Well, yes, in my response I avoided more complicated possibilities.  And I 
wrote about Viewrendered3 because I recently completed this plugin (really 
a beta version).  VR3, an extension of the Viewrendered  plugin, aims to 
render various node types, such as Markdown and Restructured Text.  As a 
convenience, it allows for rendering and execution of subtrees, and for 
inserting printed output into the rendering.

The point was to have a relatively simple rendering ability.  It was never 
intended to have complete notebook-like functionality.  For that, you'd 
want to start with such a goal in mind, and it would be much more complex. 
I prefer to avoid running servers if it's not absolutely necessary, and in 
this case I was able to avoid one.  For simplicity - for the user - I chose 
not to add new kinds of Leo-style directives. And I didn't want to extend 
MD or RsT with new commands or syntax, because the existing processors for 
those languages wouldn't understand them.

For notebook functionality, go for it!  Although I think that Edward's 
direction of a two-way bridge between Leo and, say, Jupyter, will be a 
better way to go.  Let the notebooks be good at what they are good at,  and 
let Leo be good at what it does well.

§ TASK REQUIREMENTS
• 1. Answer these from the post about the Viewrendered3 plugin:
(a) Which node types does VR3 aim to render, according to the examples given?
(b) What does the writer prefer to avoid running unless it is absolutely necessary?
(c) Whose direction of a two-way bridge between Leo and Jupyter does the writer consider the better way to go?
• 2. From the post about the Viewrendered3 plugin, extract the passage that opens with the words containing "The point was" and closes with "it does well.".
The lines that follow have nothing to do with the post about the Viewrendered3 plugin.

§ DATASET RECORDS

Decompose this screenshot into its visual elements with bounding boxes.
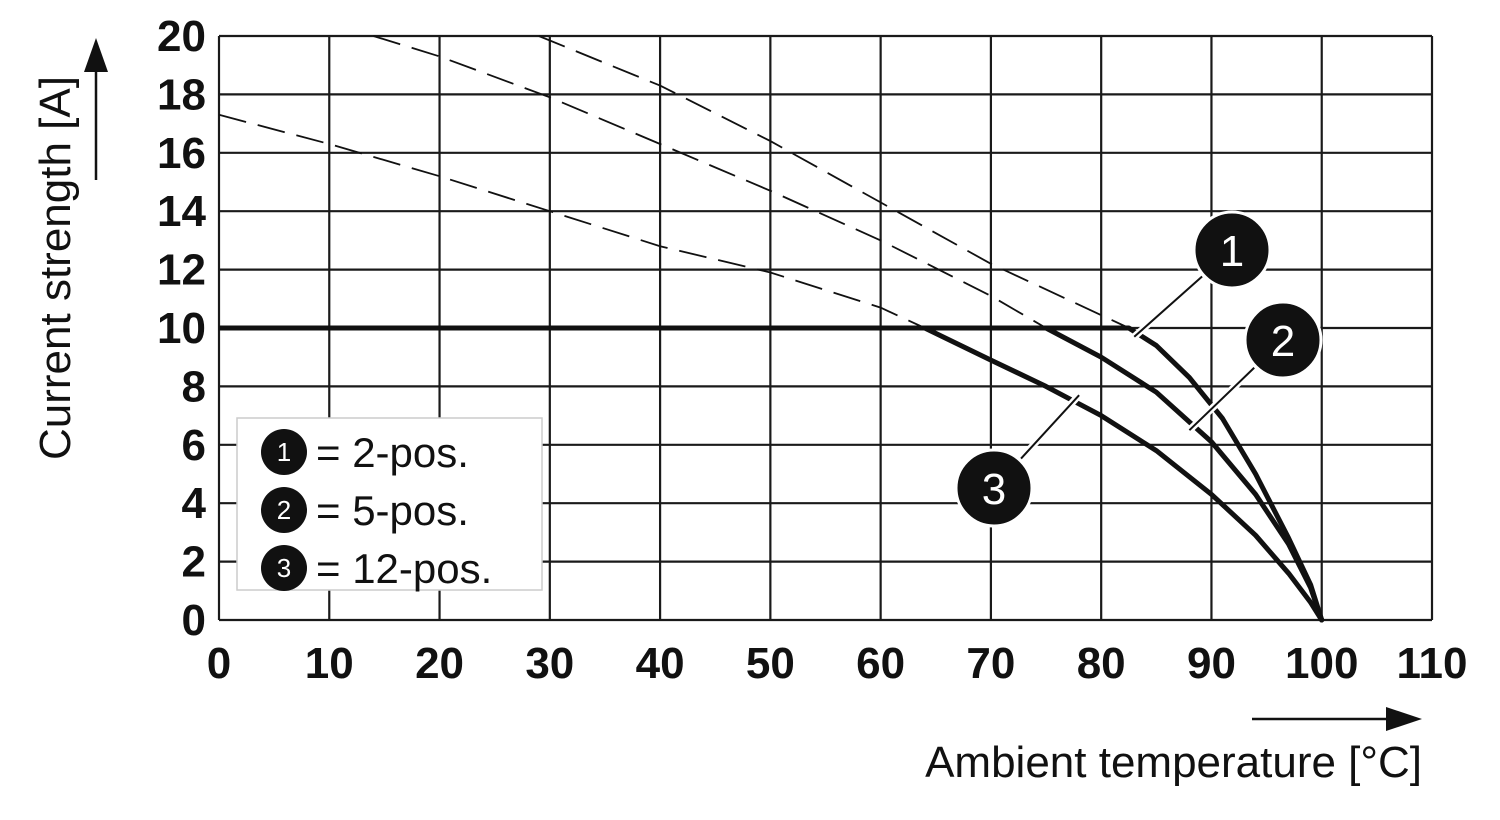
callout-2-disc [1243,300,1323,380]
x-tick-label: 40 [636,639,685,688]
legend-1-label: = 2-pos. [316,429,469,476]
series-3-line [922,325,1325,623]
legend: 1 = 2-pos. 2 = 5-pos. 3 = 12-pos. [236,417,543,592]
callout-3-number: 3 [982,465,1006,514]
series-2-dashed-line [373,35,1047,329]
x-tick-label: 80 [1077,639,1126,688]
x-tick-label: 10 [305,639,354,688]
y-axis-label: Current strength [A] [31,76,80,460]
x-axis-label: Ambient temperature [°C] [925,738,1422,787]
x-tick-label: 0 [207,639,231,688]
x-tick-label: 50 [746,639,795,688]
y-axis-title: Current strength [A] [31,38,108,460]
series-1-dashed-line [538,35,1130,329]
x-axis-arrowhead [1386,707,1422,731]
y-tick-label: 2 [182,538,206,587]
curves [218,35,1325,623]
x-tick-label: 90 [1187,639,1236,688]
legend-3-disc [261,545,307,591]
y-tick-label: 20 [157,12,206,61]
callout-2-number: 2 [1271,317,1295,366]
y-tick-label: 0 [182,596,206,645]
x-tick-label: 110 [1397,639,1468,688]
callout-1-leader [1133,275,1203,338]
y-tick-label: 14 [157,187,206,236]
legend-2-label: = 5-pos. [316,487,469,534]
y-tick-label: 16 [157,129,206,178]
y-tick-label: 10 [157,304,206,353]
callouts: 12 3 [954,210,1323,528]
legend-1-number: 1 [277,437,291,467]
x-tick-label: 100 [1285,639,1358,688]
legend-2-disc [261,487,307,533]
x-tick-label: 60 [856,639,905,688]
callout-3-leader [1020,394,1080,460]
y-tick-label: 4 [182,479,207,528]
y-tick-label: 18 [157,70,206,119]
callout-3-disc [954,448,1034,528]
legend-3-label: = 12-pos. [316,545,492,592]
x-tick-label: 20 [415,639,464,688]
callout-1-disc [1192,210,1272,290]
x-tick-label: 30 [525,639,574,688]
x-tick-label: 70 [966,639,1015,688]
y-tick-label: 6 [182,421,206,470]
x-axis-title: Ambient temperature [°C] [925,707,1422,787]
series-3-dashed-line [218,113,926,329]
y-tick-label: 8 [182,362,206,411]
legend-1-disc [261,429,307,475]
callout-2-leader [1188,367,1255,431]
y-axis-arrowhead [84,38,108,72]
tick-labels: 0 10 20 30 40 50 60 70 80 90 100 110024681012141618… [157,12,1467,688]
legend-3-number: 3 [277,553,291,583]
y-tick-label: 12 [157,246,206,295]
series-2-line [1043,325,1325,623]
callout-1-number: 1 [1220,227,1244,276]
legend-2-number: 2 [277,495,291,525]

§ TASK RESULTS
• 1.
(a) Markdown and Restructured Text
(b) Servers
(c) Edward's

• 2.
The point was to have a relatively simple rendering ability.  It was never 
intended to have complete notebook-like functionality.  For that, you'd 
want to start with such a goal in mind, and it would be much more complex. 
I prefer to avoid running servers if it's not absolutely necessary, and in 
this case I was able to avoid one.  For simplicity - for the user - I chose 
not to add new kinds of Leo-style directives. And I didn't want to extend 
MD or RsT with new commands or syntax, because the existing processors for 
those languages wouldn't understand them.

For notebook functionality, go for it!  Although I think that Edward's 
direction of a two-way bridge between Leo and, say, Jupyter, will be a 
better way to go.  Let the notebooks be good at what they are good at,  and 
let Leo be good at what it does well.